**AIM:** Reproduce the article below on Clinton and his Republican opponents word for word, from its title through the end, without changing anything.

**TEXT EXCERPT:**
──────────────────────────────

The president, an independent counsel, Monica, the cigar and the honor of the White House Ruthless Criticism

A democratic chief and state action:

The President, an Independent Counsel, Monica, the Cigar and the Honor of the White House

[Translated from Landplage November 1998]

Clinton’s domestic rivals who so bitterly pursue “impeachment” have little against his politics; there is even occasionally – as with the massive retaliatory strikes against Bin Laden’s terrorist group – boisterous applause from the Republican ranks. And yet they consider Clinton the person intolerable. Aside from the fact that for a decent Republican the world is only in order if a stalwart representative of the Grand Old Party commands the leadership of the world power, Bill Clinton always seemed to them a special affront. How can someone with such “un-American activities” in his biography as refusing military service in Viet Nam, hence his patriotic duty, who smoked marijuana and cavorted in the peace movement instead, today muster the moral force to govern the superpower as president and shining model of the nation?

──────────────────────────────

**LISTED RECORDS:**
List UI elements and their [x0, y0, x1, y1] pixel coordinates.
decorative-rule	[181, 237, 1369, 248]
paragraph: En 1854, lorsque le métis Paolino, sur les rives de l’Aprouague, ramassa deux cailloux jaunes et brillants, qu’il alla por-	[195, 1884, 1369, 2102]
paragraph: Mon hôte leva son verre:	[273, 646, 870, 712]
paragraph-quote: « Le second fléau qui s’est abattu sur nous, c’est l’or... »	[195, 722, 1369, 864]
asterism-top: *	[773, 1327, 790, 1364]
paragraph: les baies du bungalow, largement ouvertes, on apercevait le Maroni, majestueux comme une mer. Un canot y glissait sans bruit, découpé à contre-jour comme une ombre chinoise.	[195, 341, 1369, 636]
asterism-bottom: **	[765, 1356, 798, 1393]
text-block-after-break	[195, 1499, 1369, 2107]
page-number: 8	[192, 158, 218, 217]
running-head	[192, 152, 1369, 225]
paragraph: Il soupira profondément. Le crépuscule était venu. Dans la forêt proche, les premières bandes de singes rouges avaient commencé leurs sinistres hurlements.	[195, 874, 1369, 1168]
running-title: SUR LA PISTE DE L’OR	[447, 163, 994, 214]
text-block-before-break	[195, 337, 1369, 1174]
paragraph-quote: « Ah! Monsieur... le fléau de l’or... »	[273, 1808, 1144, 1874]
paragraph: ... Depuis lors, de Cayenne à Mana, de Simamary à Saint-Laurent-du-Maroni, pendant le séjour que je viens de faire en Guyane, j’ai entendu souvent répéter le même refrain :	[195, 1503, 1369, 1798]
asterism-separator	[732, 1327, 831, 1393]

──────────────────────────────

**RESPONSE TO THIS TASK:**
The president, an independent counsel, Monica, the cigar and the honor of the White House Ruthless Criticism

A democratic chief and state action:

The President, an Independent Counsel, Monica, the Cigar and the Honor of the White House

[Translated from Landplage November 1998]

Clinton’s domestic rivals who so bitterly pursue “impeachment” have little against his politics; there is even occasionally – as with the massive retaliatory strikes against Bin Laden’s terrorist group – boisterous applause from the Republican ranks. And yet they consider Clinton the person intolerable. Aside from the fact that for a decent Republican the world is only in order if a stalwart representative of the Grand Old Party commands the leadership of the world power, Bill Clinton always seemed to them a special affront. How can someone with such “un-American activities” in his biography as refusing military service in Viet Nam, hence his patriotic duty, who smoked marijuana and cavorted in the peace movement instead, today muster the moral force to govern the superpower as president and shining model of the nation?